- _Try it_
Copy every line from the data below in which the string "Precision" can be found.

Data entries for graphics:
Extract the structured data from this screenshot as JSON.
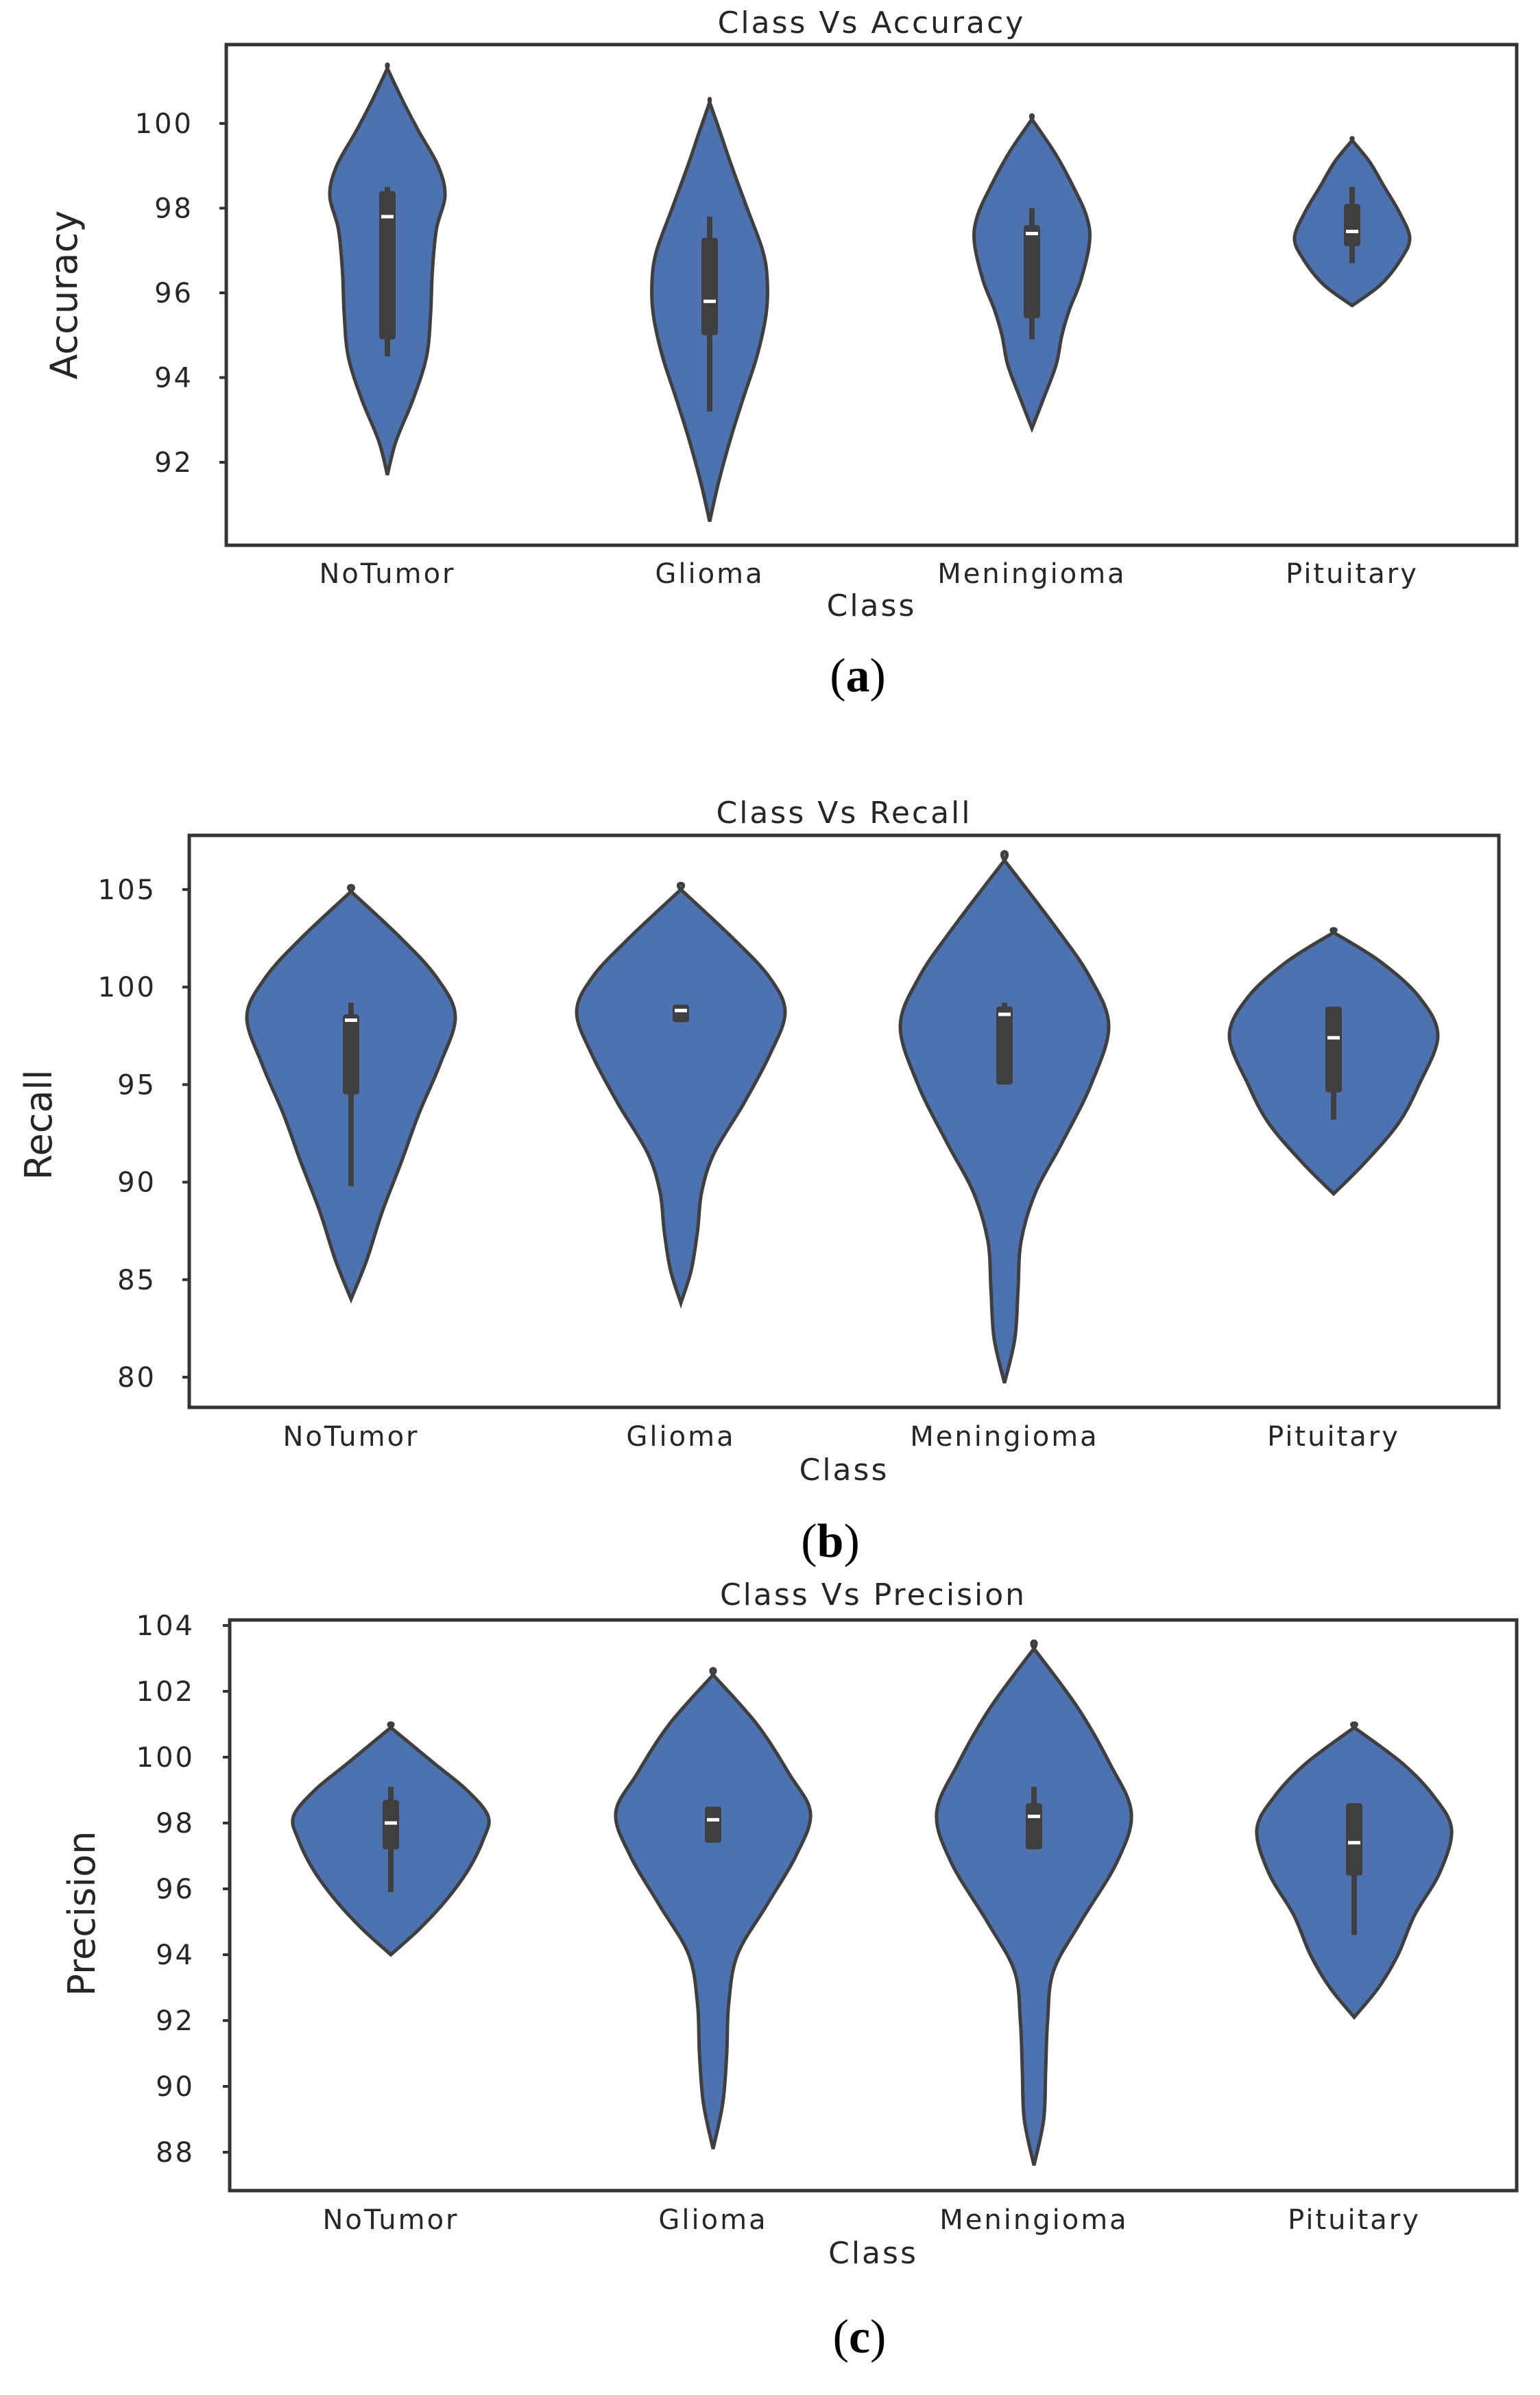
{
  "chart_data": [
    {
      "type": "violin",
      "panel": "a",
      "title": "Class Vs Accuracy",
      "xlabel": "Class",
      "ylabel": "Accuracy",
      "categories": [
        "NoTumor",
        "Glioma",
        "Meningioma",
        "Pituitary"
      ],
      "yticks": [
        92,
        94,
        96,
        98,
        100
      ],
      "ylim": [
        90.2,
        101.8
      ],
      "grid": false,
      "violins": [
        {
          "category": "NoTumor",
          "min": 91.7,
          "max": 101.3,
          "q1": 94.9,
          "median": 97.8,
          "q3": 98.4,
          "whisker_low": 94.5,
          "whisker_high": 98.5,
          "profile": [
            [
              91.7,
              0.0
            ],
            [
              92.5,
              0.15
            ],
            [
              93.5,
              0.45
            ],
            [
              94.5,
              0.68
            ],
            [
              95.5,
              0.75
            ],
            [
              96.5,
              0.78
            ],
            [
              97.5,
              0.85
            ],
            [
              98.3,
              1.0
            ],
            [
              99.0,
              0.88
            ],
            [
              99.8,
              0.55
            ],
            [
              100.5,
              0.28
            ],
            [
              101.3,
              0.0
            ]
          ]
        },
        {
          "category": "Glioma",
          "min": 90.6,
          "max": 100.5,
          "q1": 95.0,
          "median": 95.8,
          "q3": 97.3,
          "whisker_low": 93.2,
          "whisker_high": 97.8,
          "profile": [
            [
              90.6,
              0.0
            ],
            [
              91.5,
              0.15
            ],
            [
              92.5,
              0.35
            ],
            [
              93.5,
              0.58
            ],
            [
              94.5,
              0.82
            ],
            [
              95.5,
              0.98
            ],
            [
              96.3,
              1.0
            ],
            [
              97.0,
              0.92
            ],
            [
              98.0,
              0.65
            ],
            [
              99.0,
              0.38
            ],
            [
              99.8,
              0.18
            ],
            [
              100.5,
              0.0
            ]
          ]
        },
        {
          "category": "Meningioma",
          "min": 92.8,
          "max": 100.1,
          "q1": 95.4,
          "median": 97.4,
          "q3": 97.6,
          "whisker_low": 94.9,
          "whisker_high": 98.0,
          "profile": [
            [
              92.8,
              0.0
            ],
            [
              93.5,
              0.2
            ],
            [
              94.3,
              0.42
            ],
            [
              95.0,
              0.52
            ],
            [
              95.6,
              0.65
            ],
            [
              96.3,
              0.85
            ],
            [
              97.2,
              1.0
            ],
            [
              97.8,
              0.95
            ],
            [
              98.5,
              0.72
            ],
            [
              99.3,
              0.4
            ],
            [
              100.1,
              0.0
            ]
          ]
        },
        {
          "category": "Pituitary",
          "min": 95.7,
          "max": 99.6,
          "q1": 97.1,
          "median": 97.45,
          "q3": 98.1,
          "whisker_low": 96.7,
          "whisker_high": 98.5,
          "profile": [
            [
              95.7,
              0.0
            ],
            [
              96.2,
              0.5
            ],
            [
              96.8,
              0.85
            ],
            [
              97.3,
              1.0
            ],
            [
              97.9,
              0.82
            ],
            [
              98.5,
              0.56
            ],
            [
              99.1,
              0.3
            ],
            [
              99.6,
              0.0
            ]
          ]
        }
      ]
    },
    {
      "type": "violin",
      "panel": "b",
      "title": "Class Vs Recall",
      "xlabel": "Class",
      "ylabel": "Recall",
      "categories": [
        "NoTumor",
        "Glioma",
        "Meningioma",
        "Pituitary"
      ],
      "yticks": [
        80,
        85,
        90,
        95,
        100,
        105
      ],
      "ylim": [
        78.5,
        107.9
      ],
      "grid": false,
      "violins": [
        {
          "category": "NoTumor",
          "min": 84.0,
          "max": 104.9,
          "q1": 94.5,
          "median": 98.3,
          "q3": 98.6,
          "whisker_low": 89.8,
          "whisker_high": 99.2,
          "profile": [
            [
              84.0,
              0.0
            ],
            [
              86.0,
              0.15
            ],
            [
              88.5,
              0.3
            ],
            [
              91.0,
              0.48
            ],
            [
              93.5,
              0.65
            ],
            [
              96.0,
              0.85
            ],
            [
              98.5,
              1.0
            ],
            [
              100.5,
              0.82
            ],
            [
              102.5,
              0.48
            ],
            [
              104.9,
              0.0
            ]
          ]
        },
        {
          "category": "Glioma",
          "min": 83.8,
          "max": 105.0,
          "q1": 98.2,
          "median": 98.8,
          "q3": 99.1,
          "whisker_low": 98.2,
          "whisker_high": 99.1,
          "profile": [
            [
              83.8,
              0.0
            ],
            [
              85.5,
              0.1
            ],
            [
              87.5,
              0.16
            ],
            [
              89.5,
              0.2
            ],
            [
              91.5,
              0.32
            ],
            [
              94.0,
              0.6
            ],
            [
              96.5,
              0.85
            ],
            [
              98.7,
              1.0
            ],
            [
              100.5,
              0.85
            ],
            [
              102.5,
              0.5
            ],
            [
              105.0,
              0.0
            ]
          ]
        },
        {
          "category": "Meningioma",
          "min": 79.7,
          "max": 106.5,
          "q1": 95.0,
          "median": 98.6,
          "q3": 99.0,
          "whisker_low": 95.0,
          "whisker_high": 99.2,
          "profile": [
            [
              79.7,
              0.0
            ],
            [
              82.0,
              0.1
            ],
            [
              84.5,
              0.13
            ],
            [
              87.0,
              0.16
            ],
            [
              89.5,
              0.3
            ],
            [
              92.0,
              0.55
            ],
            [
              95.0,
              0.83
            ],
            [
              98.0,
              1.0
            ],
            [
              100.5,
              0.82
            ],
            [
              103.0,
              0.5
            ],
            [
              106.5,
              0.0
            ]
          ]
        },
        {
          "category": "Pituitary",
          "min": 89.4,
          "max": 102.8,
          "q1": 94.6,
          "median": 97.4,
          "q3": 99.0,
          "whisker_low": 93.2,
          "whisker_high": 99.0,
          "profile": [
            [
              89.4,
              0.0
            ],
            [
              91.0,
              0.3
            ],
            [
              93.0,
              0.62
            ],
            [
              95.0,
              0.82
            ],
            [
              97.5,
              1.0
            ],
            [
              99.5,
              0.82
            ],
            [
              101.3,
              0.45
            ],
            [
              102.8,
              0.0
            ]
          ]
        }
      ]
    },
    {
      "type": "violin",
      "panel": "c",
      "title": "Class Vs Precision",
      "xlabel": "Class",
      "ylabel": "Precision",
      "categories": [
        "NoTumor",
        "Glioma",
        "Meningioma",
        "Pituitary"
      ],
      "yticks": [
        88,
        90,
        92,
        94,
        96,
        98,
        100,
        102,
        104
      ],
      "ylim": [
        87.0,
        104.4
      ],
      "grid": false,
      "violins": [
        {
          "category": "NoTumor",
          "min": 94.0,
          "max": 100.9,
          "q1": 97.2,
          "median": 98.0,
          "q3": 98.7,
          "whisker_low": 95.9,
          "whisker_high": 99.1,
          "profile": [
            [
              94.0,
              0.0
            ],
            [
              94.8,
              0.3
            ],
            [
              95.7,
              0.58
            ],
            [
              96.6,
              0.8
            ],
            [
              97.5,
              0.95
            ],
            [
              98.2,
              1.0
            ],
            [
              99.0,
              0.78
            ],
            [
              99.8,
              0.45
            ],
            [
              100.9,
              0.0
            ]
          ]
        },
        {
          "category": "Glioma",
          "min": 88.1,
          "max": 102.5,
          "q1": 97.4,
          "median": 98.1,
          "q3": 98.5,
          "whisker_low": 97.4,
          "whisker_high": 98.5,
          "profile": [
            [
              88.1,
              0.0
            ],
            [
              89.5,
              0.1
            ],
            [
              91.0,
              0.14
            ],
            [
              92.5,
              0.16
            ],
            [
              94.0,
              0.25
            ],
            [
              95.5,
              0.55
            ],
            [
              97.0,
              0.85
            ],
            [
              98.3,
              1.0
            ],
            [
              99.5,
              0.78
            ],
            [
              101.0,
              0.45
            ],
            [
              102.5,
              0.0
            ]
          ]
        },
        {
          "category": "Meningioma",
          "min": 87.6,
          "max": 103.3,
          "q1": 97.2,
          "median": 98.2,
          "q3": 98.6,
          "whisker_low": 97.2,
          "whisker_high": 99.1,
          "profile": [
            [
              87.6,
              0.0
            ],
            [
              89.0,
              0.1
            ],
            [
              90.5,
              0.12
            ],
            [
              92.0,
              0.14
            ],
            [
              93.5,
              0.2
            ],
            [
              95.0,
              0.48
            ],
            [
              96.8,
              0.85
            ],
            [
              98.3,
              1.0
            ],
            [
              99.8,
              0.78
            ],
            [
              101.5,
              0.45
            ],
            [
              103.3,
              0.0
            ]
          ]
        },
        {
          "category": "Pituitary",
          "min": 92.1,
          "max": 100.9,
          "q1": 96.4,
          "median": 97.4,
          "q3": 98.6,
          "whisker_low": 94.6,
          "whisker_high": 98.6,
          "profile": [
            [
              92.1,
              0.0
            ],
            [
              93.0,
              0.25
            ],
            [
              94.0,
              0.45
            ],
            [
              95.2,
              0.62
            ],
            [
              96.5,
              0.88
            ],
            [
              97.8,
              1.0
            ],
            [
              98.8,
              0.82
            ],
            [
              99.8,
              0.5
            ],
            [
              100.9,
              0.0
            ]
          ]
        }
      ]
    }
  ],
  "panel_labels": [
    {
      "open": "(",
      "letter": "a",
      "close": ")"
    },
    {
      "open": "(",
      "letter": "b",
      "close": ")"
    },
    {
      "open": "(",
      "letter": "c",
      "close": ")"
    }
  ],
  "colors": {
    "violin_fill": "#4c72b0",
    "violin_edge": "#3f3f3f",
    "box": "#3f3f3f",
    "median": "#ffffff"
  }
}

- _Result for this exercise_
      "title": "Class Vs Precision",
      "ylabel": "Precision",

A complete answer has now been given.